• RECORDS SUPPLIED:
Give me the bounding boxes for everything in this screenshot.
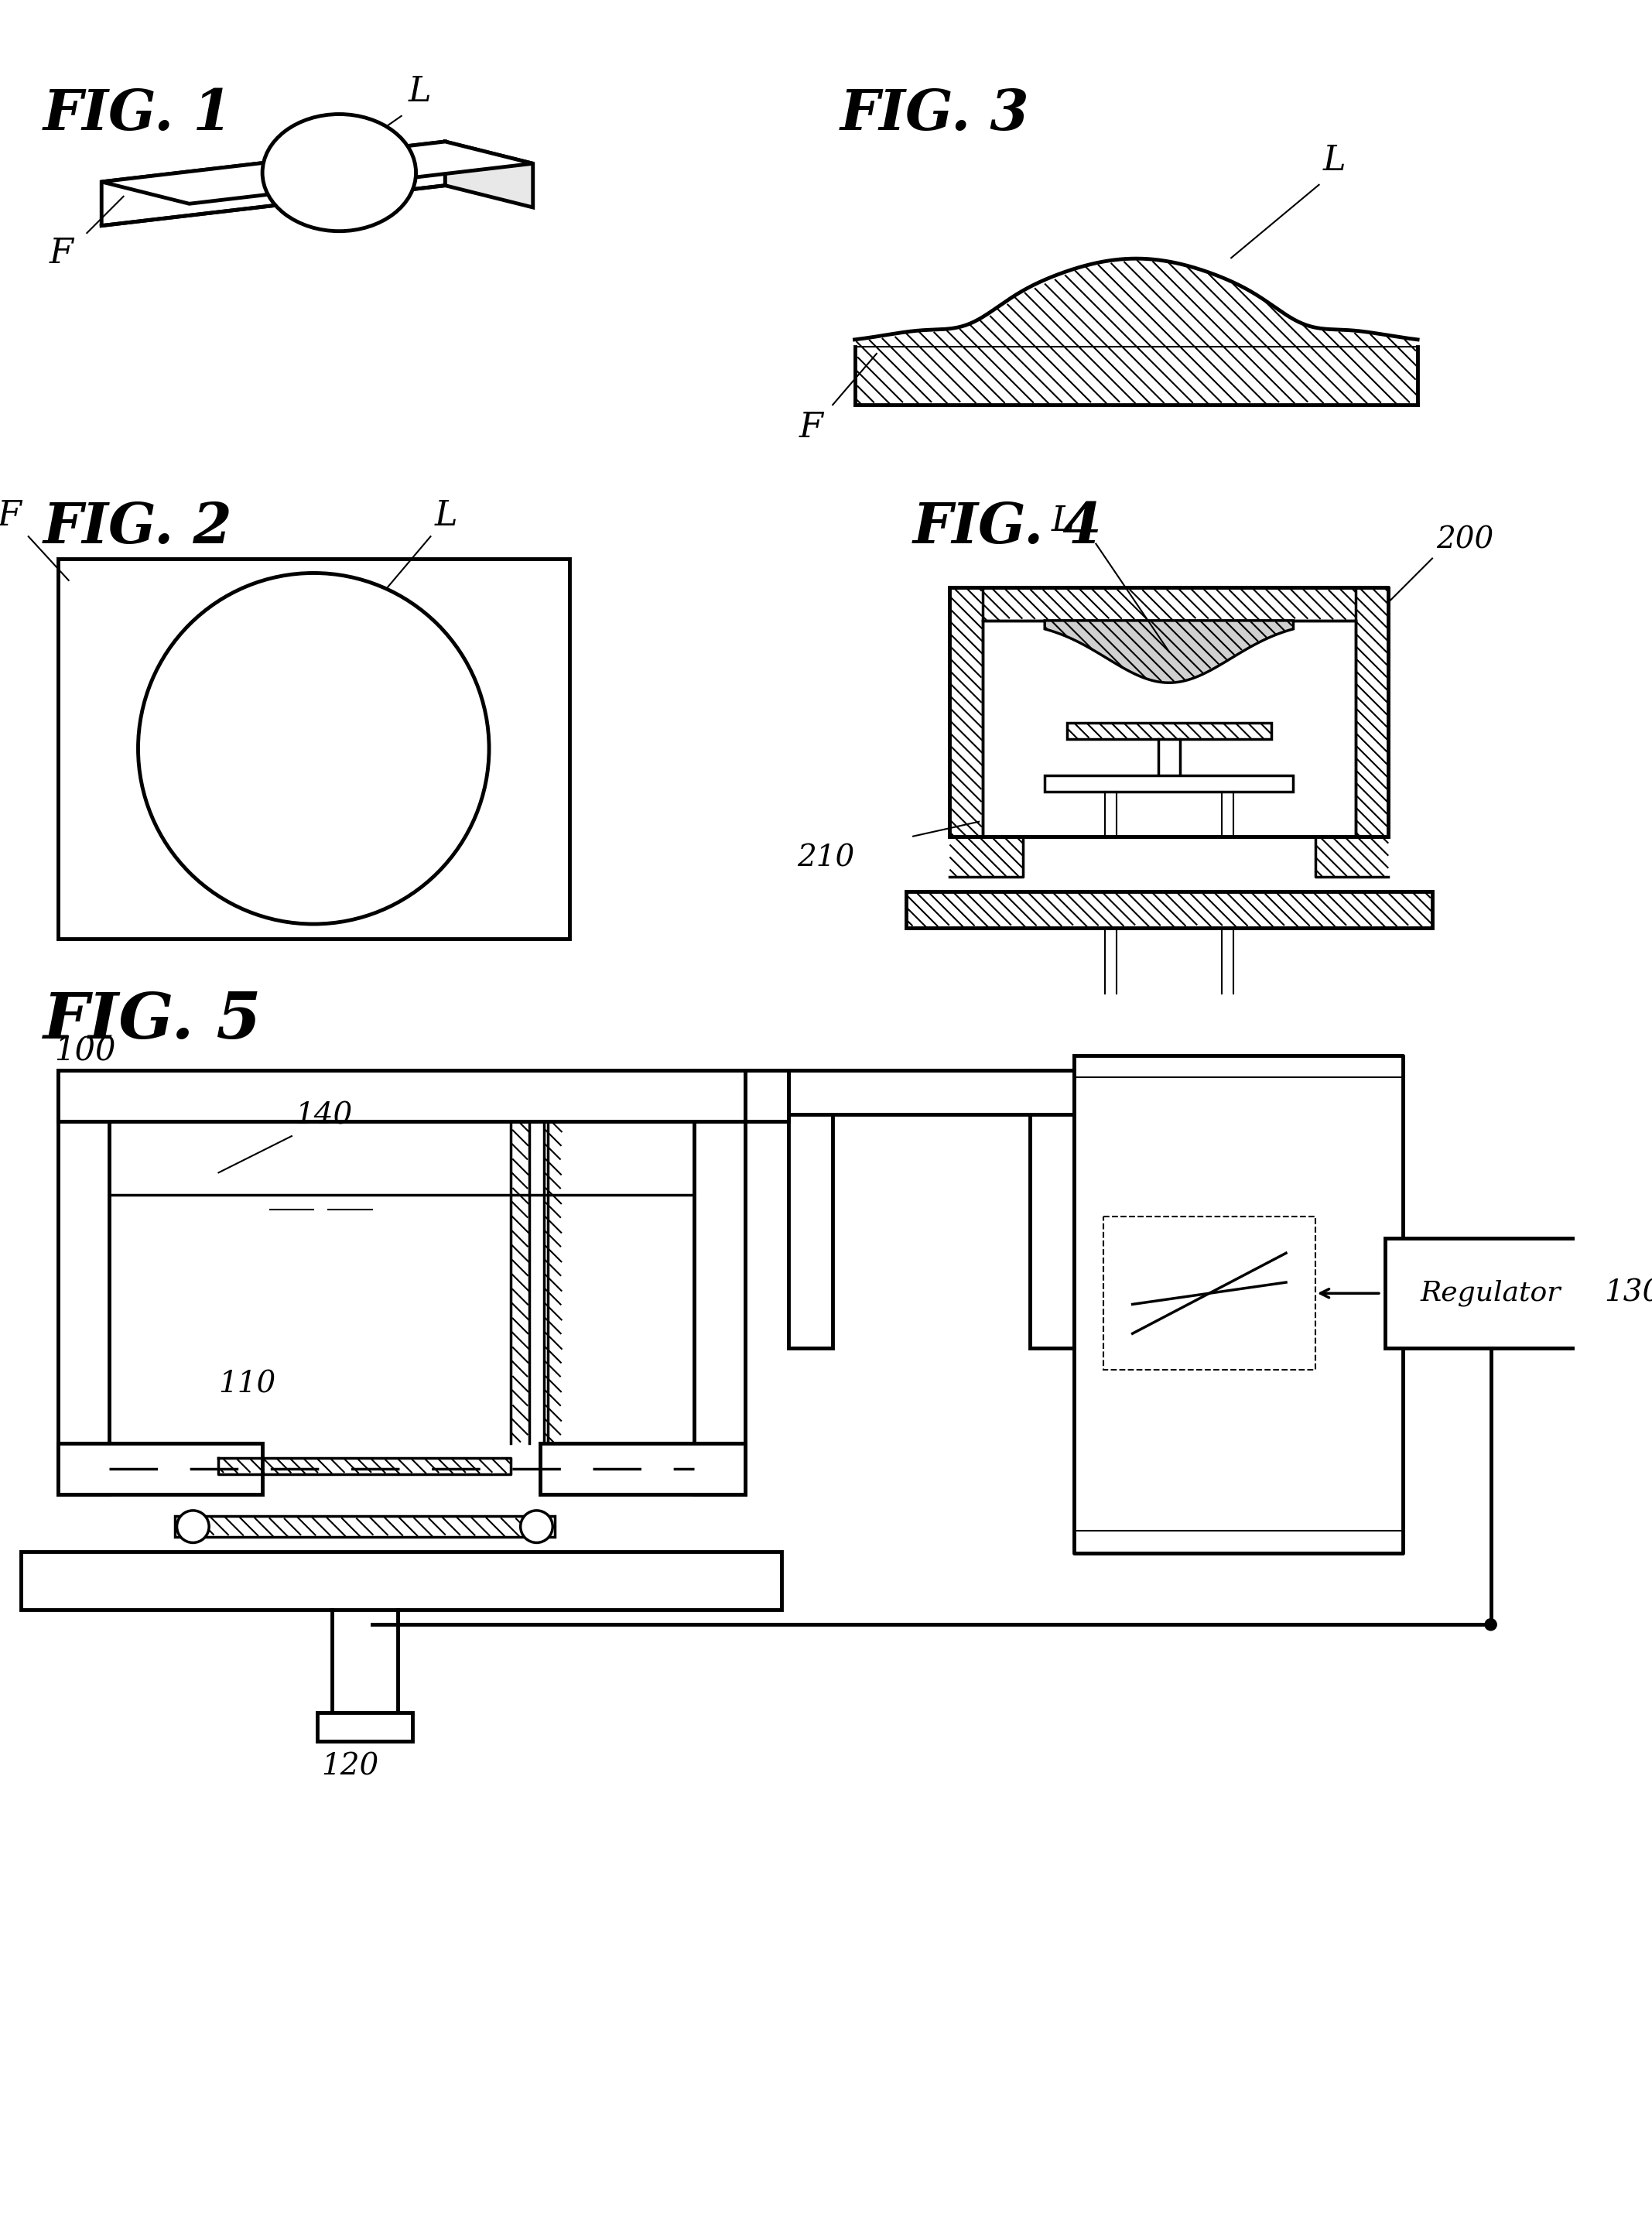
- Circle shape: [139, 573, 489, 924]
- Polygon shape: [540, 1444, 745, 1495]
- Text: 200: 200: [1436, 526, 1493, 555]
- Polygon shape: [1356, 589, 1388, 837]
- Text: FIG. 4: FIG. 4: [914, 500, 1102, 555]
- Text: FIG. 1: FIG. 1: [43, 87, 233, 142]
- Text: 110: 110: [218, 1370, 276, 1399]
- Polygon shape: [1067, 722, 1272, 740]
- Polygon shape: [950, 589, 983, 837]
- Polygon shape: [745, 1071, 790, 1122]
- Polygon shape: [101, 142, 444, 227]
- Polygon shape: [58, 1071, 745, 1122]
- Circle shape: [177, 1510, 210, 1544]
- Circle shape: [1485, 1619, 1497, 1630]
- Text: L: L: [408, 76, 431, 109]
- Polygon shape: [58, 1071, 109, 1495]
- Polygon shape: [58, 1444, 263, 1495]
- Text: L: L: [1051, 504, 1074, 537]
- Polygon shape: [905, 891, 1432, 928]
- Text: L: L: [434, 500, 458, 533]
- Polygon shape: [790, 1071, 833, 1348]
- Text: FIG. 3: FIG. 3: [839, 87, 1029, 142]
- Polygon shape: [950, 589, 1388, 620]
- Polygon shape: [101, 142, 534, 204]
- Text: FIG. 5: FIG. 5: [43, 991, 261, 1053]
- Text: F: F: [0, 500, 21, 533]
- Polygon shape: [790, 1071, 1074, 1115]
- Text: 130: 130: [1604, 1279, 1652, 1308]
- Text: L: L: [1323, 144, 1345, 178]
- Polygon shape: [1044, 775, 1294, 791]
- Text: 120: 120: [322, 1752, 378, 1781]
- Text: F: F: [800, 411, 823, 444]
- Polygon shape: [694, 1071, 745, 1495]
- Text: FIG. 2: FIG. 2: [43, 500, 233, 555]
- Polygon shape: [58, 557, 570, 939]
- Polygon shape: [317, 1712, 413, 1741]
- Text: Regulator: Regulator: [1421, 1279, 1561, 1306]
- Polygon shape: [21, 1552, 781, 1610]
- Text: 100: 100: [55, 1035, 116, 1066]
- Polygon shape: [444, 142, 534, 207]
- Ellipse shape: [263, 113, 416, 231]
- Circle shape: [520, 1510, 553, 1544]
- Polygon shape: [175, 1517, 555, 1537]
- Text: F: F: [50, 238, 73, 271]
- Polygon shape: [1044, 620, 1294, 682]
- Polygon shape: [1384, 1239, 1597, 1348]
- Polygon shape: [1031, 1071, 1074, 1348]
- Text: 140: 140: [296, 1102, 354, 1130]
- Text: 210: 210: [798, 844, 854, 873]
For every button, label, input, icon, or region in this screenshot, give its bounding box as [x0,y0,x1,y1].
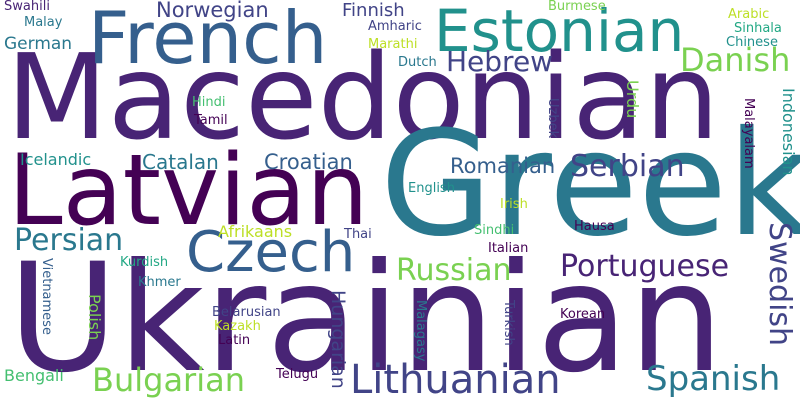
word-uzbek: Uzbek [545,98,560,139]
word-khmer: Khmer [138,275,181,290]
word-macedonian: Macedonian [6,28,720,166]
word-irish: Irish [500,197,528,212]
word-indonesian: Indonesian [779,88,798,176]
word-french: French [88,0,328,80]
word-norwegian: Norwegian [156,0,269,22]
word-swedish: Swedish [762,222,797,347]
word-swahili: Swahili [4,0,50,14]
word-german: German [4,34,73,54]
word-romanian: Romanian [450,154,556,178]
word-hebrew: Hebrew [446,45,554,78]
word-lithuanian: Lithuanian [350,357,561,400]
word-hausa: Hausa [574,219,615,234]
word-malagasy: Malagasy [413,300,428,362]
word-sinhala: Sinhala [734,21,782,36]
word-serbian: Serbian [570,149,685,184]
word-kazakh: Kazakh [214,319,261,334]
word-czech: Czech [186,220,356,285]
word-ukrainian: Ukrainian [8,232,724,400]
word-malay: Malay [24,15,63,30]
word-vietnamese: Vietnamese [39,258,54,335]
word-korean: Korean [560,307,606,322]
word-icelandic: Icelandic [20,150,92,169]
word-urdu: Urdu [623,80,642,119]
word-estonian: Estonian [434,0,685,65]
word-italian: Italian [488,241,529,256]
word-finnish: Finnish [342,0,405,21]
word-kurdish: Kurdish [120,255,169,270]
word-latvian: Latvian [8,134,369,248]
word-persian: Persian [14,223,124,258]
word-telugu: Telugu [276,367,319,382]
word-english: English [408,181,455,196]
word-spanish: Spanish [646,359,781,399]
word-hungarian: Hungarian [327,290,349,389]
word-portuguese: Portuguese [560,249,730,284]
word-bulgarian: Bulgarian [92,361,245,399]
word-danish: Danish [680,41,791,79]
word-burmese: Burmese [548,0,606,14]
word-hindi: Hindi [192,95,226,110]
word-amharic: Amharic [368,19,422,34]
word-marathi: Marathi [368,37,418,52]
word-malayalam: Malayalam [741,98,756,169]
word-belarusian: Belarusian [212,305,281,320]
word-tamil: Tamil [194,113,228,128]
word-chinese: Chinese [726,35,778,50]
word-afrikaans: Afrikaans [218,222,293,241]
word-thai: Thai [344,227,372,242]
word-polish: Polish [85,294,104,341]
word-russian: Russian [396,253,512,288]
word-croatian: Croatian [264,150,353,174]
word-dutch: Dutch [398,55,437,70]
word-arabic: Arabic [728,7,770,22]
word-turkish: Turkish [501,300,516,346]
word-greek: Greek [380,100,800,269]
word-sindhi: Sindhi [474,223,515,238]
word-bengali: Bengali [4,366,64,385]
word-catalan: Catalan [142,150,219,174]
word-latin: Latin [218,333,251,348]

• STATED GOAL: Rewrite all of the rows above, changing every "Polygon shape" to "Polygon outline" and leaving everything else as it is. Omit the pictures from your version.

• ANSWER IN FULL:
Give me the bounding boxes for everything in this screenshot.
- Circle shape: [139, 573, 489, 924]
- Polygon outline: [540, 1444, 745, 1495]
- Text: 200: 200: [1436, 526, 1493, 555]
- Polygon outline: [1356, 589, 1388, 837]
- Text: FIG. 4: FIG. 4: [914, 500, 1102, 555]
- Text: FIG. 1: FIG. 1: [43, 87, 233, 142]
- Text: 110: 110: [218, 1370, 276, 1399]
- Polygon outline: [1067, 722, 1272, 740]
- Polygon outline: [950, 589, 983, 837]
- Polygon outline: [745, 1071, 790, 1122]
- Polygon outline: [101, 142, 444, 227]
- Polygon outline: [58, 1071, 745, 1122]
- Circle shape: [177, 1510, 210, 1544]
- Circle shape: [1485, 1619, 1497, 1630]
- Text: L: L: [408, 76, 431, 109]
- Polygon outline: [58, 1071, 109, 1495]
- Polygon outline: [58, 1444, 263, 1495]
- Text: L: L: [1051, 504, 1074, 537]
- Polygon outline: [905, 891, 1432, 928]
- Text: L: L: [434, 500, 458, 533]
- Polygon outline: [790, 1071, 833, 1348]
- Text: FIG. 3: FIG. 3: [839, 87, 1029, 142]
- Polygon outline: [950, 589, 1388, 620]
- Polygon outline: [101, 142, 534, 204]
- Text: FIG. 5: FIG. 5: [43, 991, 261, 1053]
- Text: F: F: [0, 500, 21, 533]
- Polygon outline: [790, 1071, 1074, 1115]
- Text: 130: 130: [1604, 1279, 1652, 1308]
- Text: L: L: [1323, 144, 1345, 178]
- Polygon outline: [1044, 775, 1294, 791]
- Text: 120: 120: [322, 1752, 378, 1781]
- Text: F: F: [800, 411, 823, 444]
- Polygon outline: [694, 1071, 745, 1495]
- Text: FIG. 2: FIG. 2: [43, 500, 233, 555]
- Polygon outline: [58, 557, 570, 939]
- Polygon outline: [317, 1712, 413, 1741]
- Text: Regulator: Regulator: [1421, 1279, 1561, 1306]
- Polygon outline: [21, 1552, 781, 1610]
- Text: 100: 100: [55, 1035, 116, 1066]
- Polygon outline: [444, 142, 534, 207]
- Ellipse shape: [263, 113, 416, 231]
- Circle shape: [520, 1510, 553, 1544]
- Polygon outline: [175, 1517, 555, 1537]
- Text: F: F: [50, 238, 73, 271]
- Polygon outline: [1044, 620, 1294, 682]
- Polygon outline: [1384, 1239, 1597, 1348]
- Polygon outline: [1031, 1071, 1074, 1348]
- Text: 140: 140: [296, 1102, 354, 1130]
- Text: 210: 210: [798, 844, 854, 873]
For every button, label, input, icon, or region in this screenshot, give its bounding box as [x0,y0,x1,y1].
word-uzbek: Uzbek [545,98,560,139]
word-khmer: Khmer [138,275,181,290]
word-macedonian: Macedonian [6,28,720,166]
word-irish: Irish [500,197,528,212]
word-indonesian: Indonesian [779,88,798,176]
word-french: French [88,0,328,80]
word-norwegian: Norwegian [156,0,269,22]
word-swedish: Swedish [762,222,797,347]
word-swahili: Swahili [4,0,50,14]
word-german: German [4,34,73,54]
word-romanian: Romanian [450,154,556,178]
word-hebrew: Hebrew [446,45,554,78]
word-lithuanian: Lithuanian [350,357,561,400]
word-hausa: Hausa [574,219,615,234]
word-malagasy: Malagasy [413,300,428,362]
word-sinhala: Sinhala [734,21,782,36]
word-serbian: Serbian [570,149,685,184]
word-kazakh: Kazakh [214,319,261,334]
word-czech: Czech [186,220,356,285]
word-ukrainian: Ukrainian [8,232,724,400]
word-malay: Malay [24,15,63,30]
word-vietnamese: Vietnamese [39,258,54,335]
word-korean: Korean [560,307,606,322]
word-icelandic: Icelandic [20,150,92,169]
word-urdu: Urdu [623,80,642,119]
word-estonian: Estonian [434,0,685,65]
word-italian: Italian [488,241,529,256]
word-finnish: Finnish [342,0,405,21]
word-kurdish: Kurdish [120,255,169,270]
word-latvian: Latvian [8,134,369,248]
word-persian: Persian [14,223,124,258]
word-telugu: Telugu [276,367,319,382]
word-english: English [408,181,455,196]
word-spanish: Spanish [646,359,781,399]
word-hungarian: Hungarian [327,290,349,389]
word-portuguese: Portuguese [560,249,730,284]
word-bulgarian: Bulgarian [92,361,245,399]
word-danish: Danish [680,41,791,79]
word-burmese: Burmese [548,0,606,14]
word-hindi: Hindi [192,95,226,110]
word-amharic: Amharic [368,19,422,34]
word-marathi: Marathi [368,37,418,52]
word-malayalam: Malayalam [741,98,756,169]
word-belarusian: Belarusian [212,305,281,320]
word-tamil: Tamil [194,113,228,128]
word-chinese: Chinese [726,35,778,50]
word-afrikaans: Afrikaans [218,222,293,241]
word-thai: Thai [344,227,372,242]
word-polish: Polish [85,294,104,341]
word-russian: Russian [396,253,512,288]
word-croatian: Croatian [264,150,353,174]
word-dutch: Dutch [398,55,437,70]
word-arabic: Arabic [728,7,770,22]
word-turkish: Turkish [501,300,516,346]
word-greek: Greek [380,100,800,269]
word-sindhi: Sindhi [474,223,515,238]
word-bengali: Bengali [4,366,64,385]
word-catalan: Catalan [142,150,219,174]
word-latin: Latin [218,333,251,348]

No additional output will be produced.